(Dataset records)
□ □ □ □

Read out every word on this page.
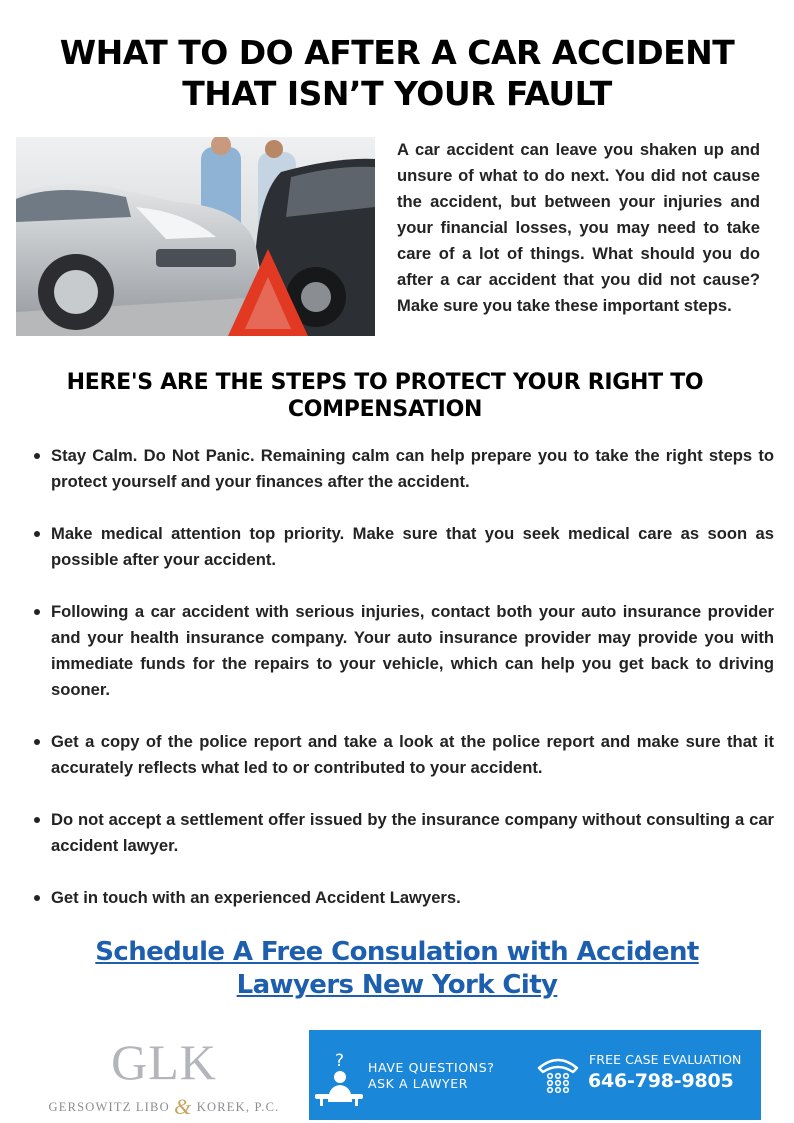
WHAT TO DO AFTER A CAR ACCIDENT THAT ISN’T YOUR FAULT

A car accident can leave you shaken up and unsure of what to do next. You did not cause the accident, but between your injuries and your financial losses, you may need to take care of a lot of things. What should you do after a car accident that you did not cause? Make sure you take these important steps.

HERE'S ARE THE STEPS TO PROTECT YOUR RIGHT TO COMPENSATION
Stay Calm. Do Not Panic. Remaining calm can help prepare you to take the right steps to protect yourself and your finances after the accident.
Make medical attention top priority. Make sure that you seek medical care as soon as possible after your accident.
Following a car accident with serious injuries, contact both your auto insurance provider and your health insurance company. Your auto insurance provider may provide you with immediate funds for the repairs to your vehicle, which can help you get back to driving sooner.
Get a copy of the police report and take a look at the police report and make sure that it accurately reflects what led to or contributed to your accident.
Do not accept a settlement offer issued by the insurance company without consulting a car accident lawyer.
Get in touch with an experienced Accident Lawyers.
Schedule A Free Consulation with Accident Lawyers New York City
GLK
GERSOWITZ LIBO & KOREK, P.C.
? HAVE QUESTIONS?
ASK A LAWYER
FREE CASE EVALUATION
646-798-9805
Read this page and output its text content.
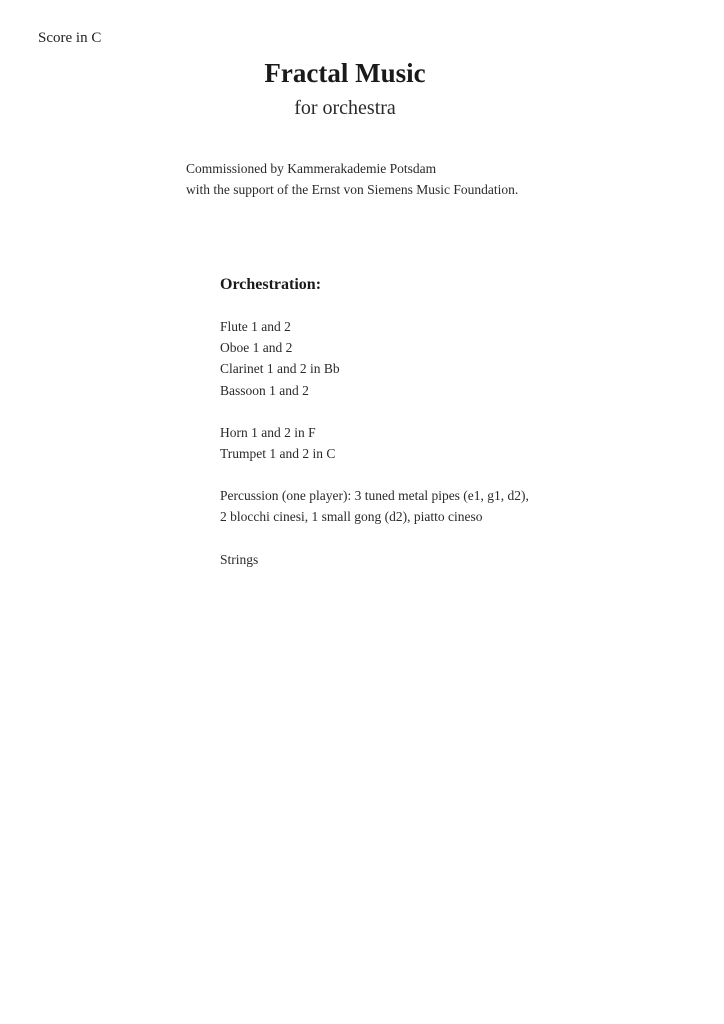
Score in C
Fractal Music
for orchestra
Commissioned by Kammerakademie Potsdam
with the support of the Ernst von Siemens Music Foundation.
Orchestration:
Flute 1 and 2
Oboe 1 and 2
Clarinet 1 and 2 in Bb
Bassoon 1 and 2
Horn 1 and 2 in F
Trumpet 1 and 2 in C
Percussion (one player): 3 tuned metal pipes (e1, g1, d2),
2 blocchi cinesi, 1 small gong (d2), piatto cineso
Strings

□ □ □ □

Directions for this task: Copy all lines of the material above where the string "injuries" occurs.

Output for this task:
A car accident can leave you shaken up and unsure of what to do next. You did not cause the accident, but between your injuries and your financial losses, you may need to take care of a lot of things. What should you do after a car accident that you did not cause? Make sure you take these important steps.
Following a car accident with serious injuries, contact both your auto insurance provider and your health insurance company. Your auto insurance provider may provide you with immediate funds for the repairs to your vehicle, which can help you get back to driving sooner.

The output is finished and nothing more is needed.